EXERCISE OBJECTIVE: State how many lines of the records contain the string "time", and give no other information.

Items from a data source

━━━━

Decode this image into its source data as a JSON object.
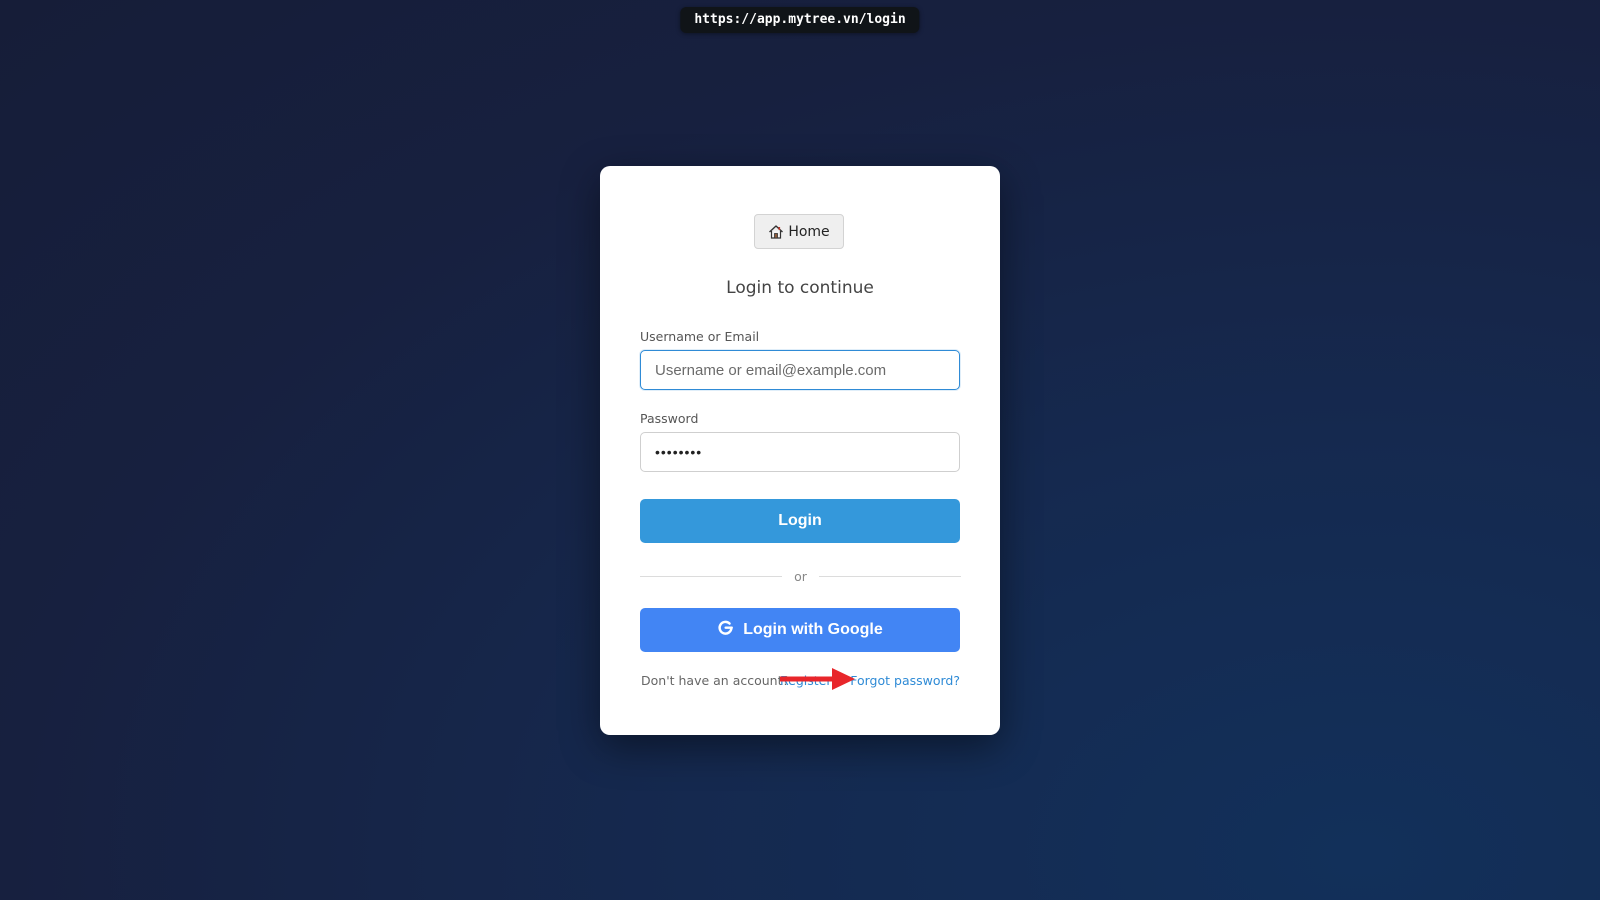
{
  "browser": {
    "url": "https://app.mytree.vn/login"
  },
  "home_button": {
    "label": "Home",
    "icon": "home-icon"
  },
  "form": {
    "title": "Login to continue",
    "username": {
      "label": "Username or Email",
      "placeholder": "Username or email@example.com",
      "value": ""
    },
    "password": {
      "label": "Password",
      "value": "••••••••"
    },
    "login_button": "Login",
    "divider_text": "or",
    "google_button": {
      "label": "Login with Google",
      "icon": "google-g-icon"
    }
  },
  "footer": {
    "no_account_text": "Don't have an account?",
    "register_label": "Register",
    "forgot_label": "Forgot password?"
  },
  "annotation": {
    "arrow_color": "#e8262b",
    "icon": "red-arrow-icon"
  },
  "colors": {
    "primary": "#3498db",
    "google": "#4285f4",
    "link": "#2f8bd6"
  }
}
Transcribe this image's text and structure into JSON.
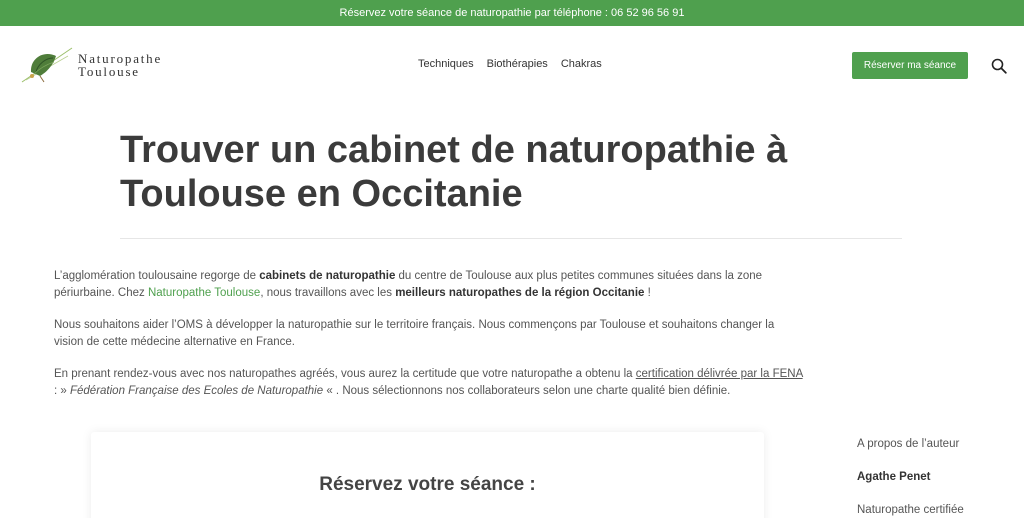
{
  "topbar": {
    "text": "Réservez votre séance de naturopathie par téléphone : 06 52 96 56 91"
  },
  "logo": {
    "line1": "Naturopathe",
    "line2": "Toulouse"
  },
  "nav": {
    "items": [
      "Techniques",
      "Biothérapies",
      "Chakras"
    ]
  },
  "cta": {
    "label": "Réserver ma séance"
  },
  "icons": {
    "search": "search-icon",
    "logo": "ginkgo-leaf-icon"
  },
  "colors": {
    "brand_green": "#4fa04e",
    "heading": "#3b3b3b"
  },
  "page": {
    "title": "Trouver un cabinet de naturopathie à Toulouse en Occitanie",
    "p1": {
      "a": "L’agglomération toulousaine regorge de ",
      "b": "cabinets de naturopathie",
      "c": " du centre de Toulouse aux plus petites communes situées dans la zone périurbaine. Chez ",
      "link": "Naturopathe Toulouse",
      "d": ", nous travaillons avec les ",
      "e": "meilleurs naturopathes de la région Occitanie",
      "f": " !"
    },
    "p2": "Nous souhaitons aider l’OMS à développer la naturopathie sur le territoire français. Nous commençons par Toulouse et souhaitons changer la vision de cette médecine alternative en France.",
    "p3": {
      "a": "En prenant rendez-vous avec nos naturopathes agréés, vous aurez la certitude que votre naturopathe a obtenu la ",
      "link": "certification délivrée par la FENA",
      "b": " :  » ",
      "italic": "Fédération Française des Ecoles de Naturopathie",
      "c": " « . Nous sélectionnons nos collaborateurs selon une charte qualité bien définie."
    }
  },
  "card": {
    "title": "Réservez votre séance :"
  },
  "aside": {
    "about": "A propos de l’auteur",
    "name": "Agathe Penet",
    "role": "Naturopathe certifiée"
  }
}
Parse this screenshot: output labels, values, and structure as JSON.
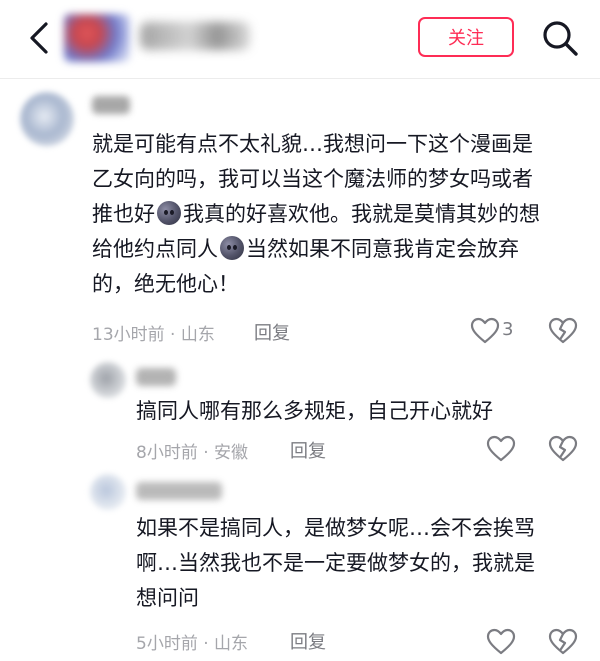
{
  "header": {
    "follow_label": "关注"
  },
  "comments": [
    {
      "lines": [
        "就是可能有点不太礼貌…我想问一下这个漫画是",
        "乙女向的吗，我可以当这个魔法师的梦女吗或者",
        "推也好",
        "我真的好喜欢他。我就是莫情其妙的想",
        "给他约点同人",
        "当然如果不同意我肯定会放弃",
        "的，绝无他心！"
      ],
      "time": "13小时前 · 山东",
      "reply": "回复",
      "likes": "3"
    },
    {
      "lines": [
        "搞同人哪有那么多规矩，自己开心就好"
      ],
      "time": "8小时前 · 安徽",
      "reply": "回复"
    },
    {
      "lines": [
        "如果不是搞同人，是做梦女呢…会不会挨骂",
        "啊…当然我也不是一定要做梦女的，我就是",
        "想问问"
      ],
      "time": "5小时前 · 山东",
      "reply": "回复"
    }
  ],
  "colors": {
    "accent": "#fe2c55",
    "meta": "#a5a6ab",
    "text": "#161823"
  },
  "icons": [
    "back-arrow-icon",
    "search-icon",
    "heart-icon",
    "broken-heart-icon",
    "blushing-emoji-icon"
  ]
}
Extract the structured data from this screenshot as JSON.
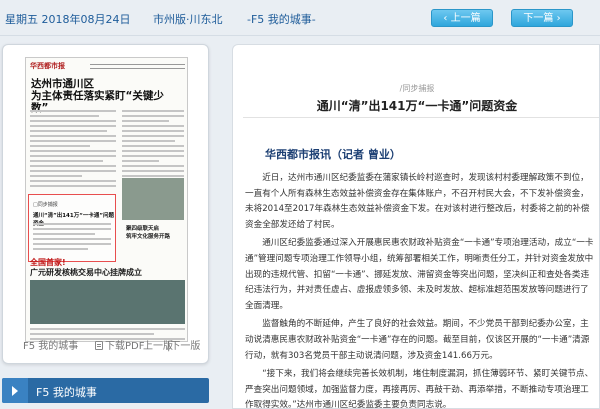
{
  "topbar": {
    "date": "星期五 2018年08月24日",
    "edition": "市州版·川东北",
    "page": "-F5 我的城事-",
    "prev_label": "上一篇",
    "next_label": "下一篇"
  },
  "newspaper": {
    "masthead": "华西都市报",
    "headline_line1": "达州市通川区",
    "headline_line2": "为主体责任落实紧盯“关键少数”",
    "highlight_kicker": "□同步捕报",
    "highlight_title": "通川“清”出141万“一卡通”问题资金",
    "red_headline_part1": "全国首家!",
    "red_headline_part2": "广元研发核桃交易中心挂牌成立",
    "side_title": "聚四级联天启",
    "side_title2": "筑牢文化服务开路"
  },
  "left_footer": {
    "page_label": "F5 我的城事",
    "download_label": "下载PDF",
    "prev_page_label": "上一版",
    "next_page_label": "下一版"
  },
  "section": {
    "label": "F5  我的城事"
  },
  "article": {
    "rubric": "/同步捕报",
    "title": "通川“清”出141万“一卡通”问题资金",
    "byline": "华西都市报讯（记者 曾业）",
    "paragraphs": [
      "近日，达州市通川区纪委监委在蒲家镇长岭村巡查时，发现该村村委理解政策不到位，一直有个人所有森林生态效益补偿资金存在集体账户，不召开村民大会，不下发补偿资金，未将2014至2017年森林生态效益补偿资金下发。在对该村进行整改后，村委将之前的补偿资金全部发还给了村民。",
      "通川区纪委监委通过深入开展惠民惠农财政补贴资金“一卡通”专项治理活动，成立“一卡通”管理问题专项治理工作领导小组，统筹部署相关工作，明晰责任分工，并针对资金发放中出现的违规代管、扣留“一卡通”、挪延发放、滞留资金等突出问题，坚决纠正和查处各类违纪违法行为，并对责任虚占、虚报虚领多领、未及时发放、超标准超范围发放等问题进行了全面清理。",
      "监督触角的不断延伸，产生了良好的社会效益。期间，不少党员干部到纪委办公室，主动说清惠民惠农财政补贴资金“一卡通”存在的问题。截至目前，仅该区开展的“一卡通”清源行动，就有303名党员干部主动说清问题，涉及资金141.66万元。",
      "“接下来，我们将会继续完善长效机制，堵住制度漏洞，抓住薄弱环节、紧盯关键节点、严查突出问题领域，加强监督力度，再接再厉、再鼓干劲、再添举措，不断推动专项治理工作取得实效。”达州市通川区纪委监委主要负责同志说。"
    ]
  }
}
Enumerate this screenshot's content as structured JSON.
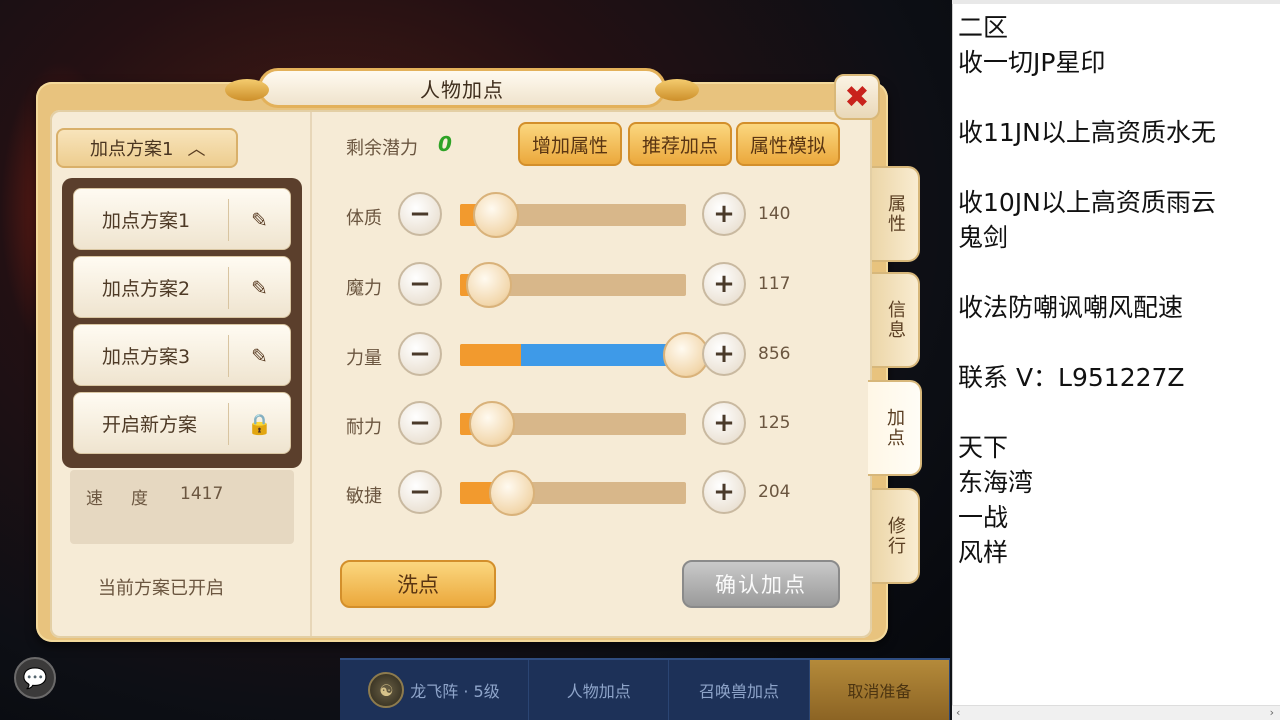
{
  "window": {
    "title": "人物加点",
    "close_icon": "close-icon"
  },
  "left": {
    "dropdown_label": "加点方案1",
    "schemes": [
      {
        "label": "加点方案1",
        "icon": "edit-icon"
      },
      {
        "label": "加点方案2",
        "icon": "edit-icon"
      },
      {
        "label": "加点方案3",
        "icon": "edit-icon"
      },
      {
        "label": "开启新方案",
        "icon": "lock-icon"
      }
    ],
    "speed_label": "速度",
    "speed_value": "1417",
    "status": "当前方案已开启"
  },
  "points": {
    "remaining_label": "剩余潜力",
    "remaining_value": "0",
    "buttons": [
      "增加属性",
      "推荐加点",
      "属性模拟"
    ]
  },
  "attributes": [
    {
      "name": "体质",
      "value": "140",
      "level": 0.16,
      "added": 0
    },
    {
      "name": "魔力",
      "value": "117",
      "level": 0.13,
      "added": 0
    },
    {
      "name": "力量",
      "value": "856",
      "level": 0.27,
      "added": 0.73
    },
    {
      "name": "耐力",
      "value": "125",
      "level": 0.14,
      "added": 0
    },
    {
      "name": "敏捷",
      "value": "204",
      "level": 0.23,
      "added": 0
    }
  ],
  "actions": {
    "wash_label": "洗点",
    "confirm_label": "确认加点"
  },
  "side_tabs": [
    {
      "label": "属性",
      "active": false
    },
    {
      "label": "信息",
      "active": false
    },
    {
      "label": "加点",
      "active": true
    },
    {
      "label": "修行",
      "active": false
    }
  ],
  "bottom_bar": {
    "formation_label": "龙飞阵 · 5级",
    "character_points": "人物加点",
    "summon_points": "召唤兽加点",
    "cancel": "取消准备"
  },
  "notes": [
    "二区",
    "收一切JP星印",
    "",
    "收11JN以上高资质水无",
    "",
    "收10JN以上高资质雨云",
    "鬼剑",
    "",
    "收法防嘲讽嘲风配速",
    "",
    "联系 V：L951227Z",
    "",
    "天下",
    "东海湾",
    "一战",
    "风样"
  ],
  "colors": {
    "accent": "#eba83c",
    "added_bar": "#3e9ae8",
    "base_bar": "#f29a2e",
    "potential": "#2ea326"
  }
}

━━━━

FULL RESPONSE: 3